GOAL: Leave out the pictures and transcribe everything else exactly.

Start of INFORMATION PROVIDED

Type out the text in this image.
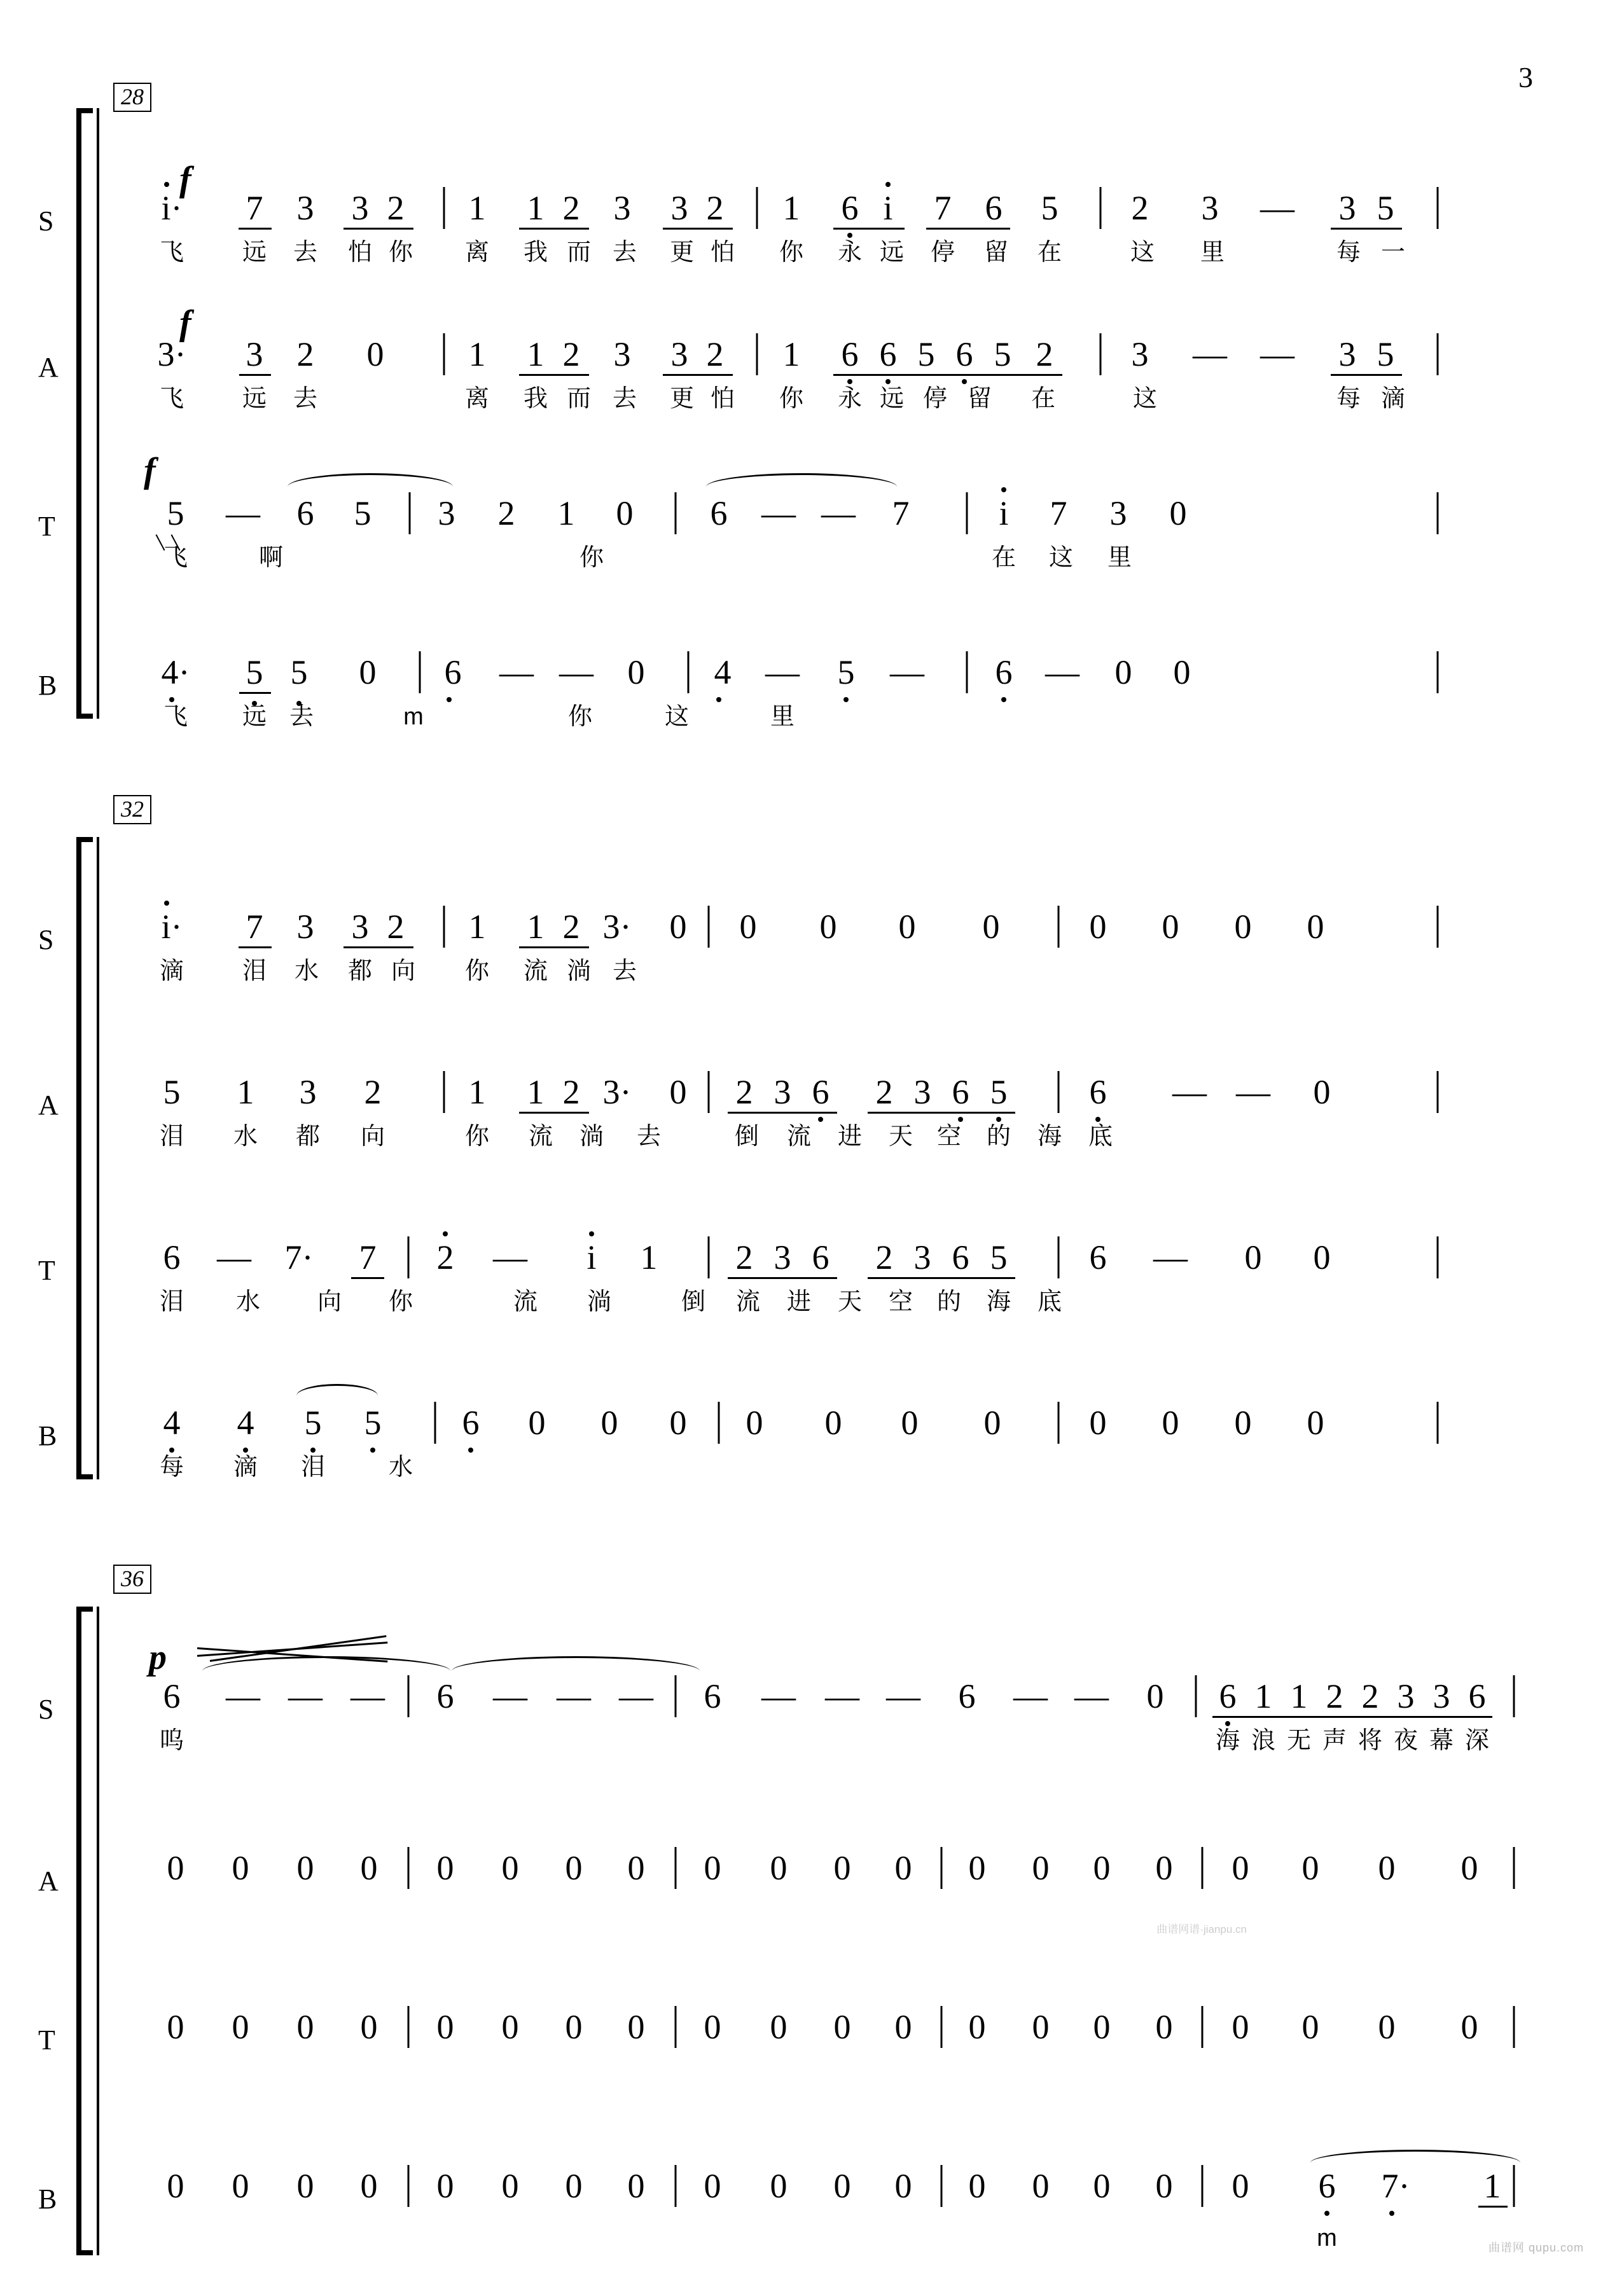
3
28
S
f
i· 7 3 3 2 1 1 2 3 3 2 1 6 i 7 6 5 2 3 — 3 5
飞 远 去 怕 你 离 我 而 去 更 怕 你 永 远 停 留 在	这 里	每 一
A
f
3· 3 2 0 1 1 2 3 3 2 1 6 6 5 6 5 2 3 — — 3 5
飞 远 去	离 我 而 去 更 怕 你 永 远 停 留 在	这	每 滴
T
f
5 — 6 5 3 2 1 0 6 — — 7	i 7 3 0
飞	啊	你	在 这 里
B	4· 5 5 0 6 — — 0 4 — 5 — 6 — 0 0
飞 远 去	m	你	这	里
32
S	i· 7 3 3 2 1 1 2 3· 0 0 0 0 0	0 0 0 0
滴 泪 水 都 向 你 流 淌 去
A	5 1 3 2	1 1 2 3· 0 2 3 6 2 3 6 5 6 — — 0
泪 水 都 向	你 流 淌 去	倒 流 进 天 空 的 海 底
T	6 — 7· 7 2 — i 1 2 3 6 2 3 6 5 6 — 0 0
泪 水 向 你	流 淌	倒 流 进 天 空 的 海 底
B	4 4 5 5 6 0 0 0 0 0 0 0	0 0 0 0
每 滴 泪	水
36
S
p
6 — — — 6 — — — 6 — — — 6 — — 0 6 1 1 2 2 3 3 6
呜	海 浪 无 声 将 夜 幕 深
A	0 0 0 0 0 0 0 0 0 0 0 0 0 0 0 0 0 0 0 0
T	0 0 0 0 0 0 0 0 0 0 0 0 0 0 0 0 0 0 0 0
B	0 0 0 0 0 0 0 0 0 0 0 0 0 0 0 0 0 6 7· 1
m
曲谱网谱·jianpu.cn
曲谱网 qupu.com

End of INFORMATION PROVIDED

WRITTEN SOLUTION:
Type out the text in this image.
3
28
S
f
i· 7 3 3 2 1 1 2 3 3 2 1 6 i 7 6 5 2 3 — 3 5
飞 远 去 怕 你 离 我 而 去 更 怕 你 永 远 停 留 在	这 里	每 一
A
f
3· 3 2 0 1 1 2 3 3 2 1 6 6 5 6 5 2 3 — — 3 5
飞 远 去	离 我 而 去 更 怕 你 永 远 停 留 在	这	每 滴
T
f
5 — 6 5 3 2 1 0 6 — — 7	i 7 3 0
飞	啊	你	在 这 里
B	4· 5 5 0 6 — — 0 4 — 5 — 6 — 0 0
飞 远 去	m	你	这	里
32
S	i· 7 3 3 2 1 1 2 3· 0 0 0 0 0	0 0 0 0
滴 泪 水 都 向 你 流 淌 去
A	5 1 3 2	1 1 2 3· 0 2 3 6 2 3 6 5 6 — — 0
泪 水 都 向	你 流 淌 去	倒 流 进 天 空 的 海 底
T	6 — 7· 7 2 — i 1 2 3 6 2 3 6 5 6 — 0 0
泪 水 向 你	流 淌	倒 流 进 天 空 的 海 底
B	4 4 5 5 6 0 0 0 0 0 0 0	0 0 0 0
每 滴 泪	水
36
S
p
6 — — — 6 — — — 6 — — — 6 — — 0 6 1 1 2 2 3 3 6
呜	海 浪 无 声 将 夜 幕 深
A	0 0 0 0 0 0 0 0 0 0 0 0 0 0 0 0 0 0 0 0
T	0 0 0 0 0 0 0 0 0 0 0 0 0 0 0 0 0 0 0 0
B	0 0 0 0 0 0 0 0 0 0 0 0 0 0 0 0 0 6 7· 1
m
曲谱网谱·jianpu.cn
曲谱网 qupu.com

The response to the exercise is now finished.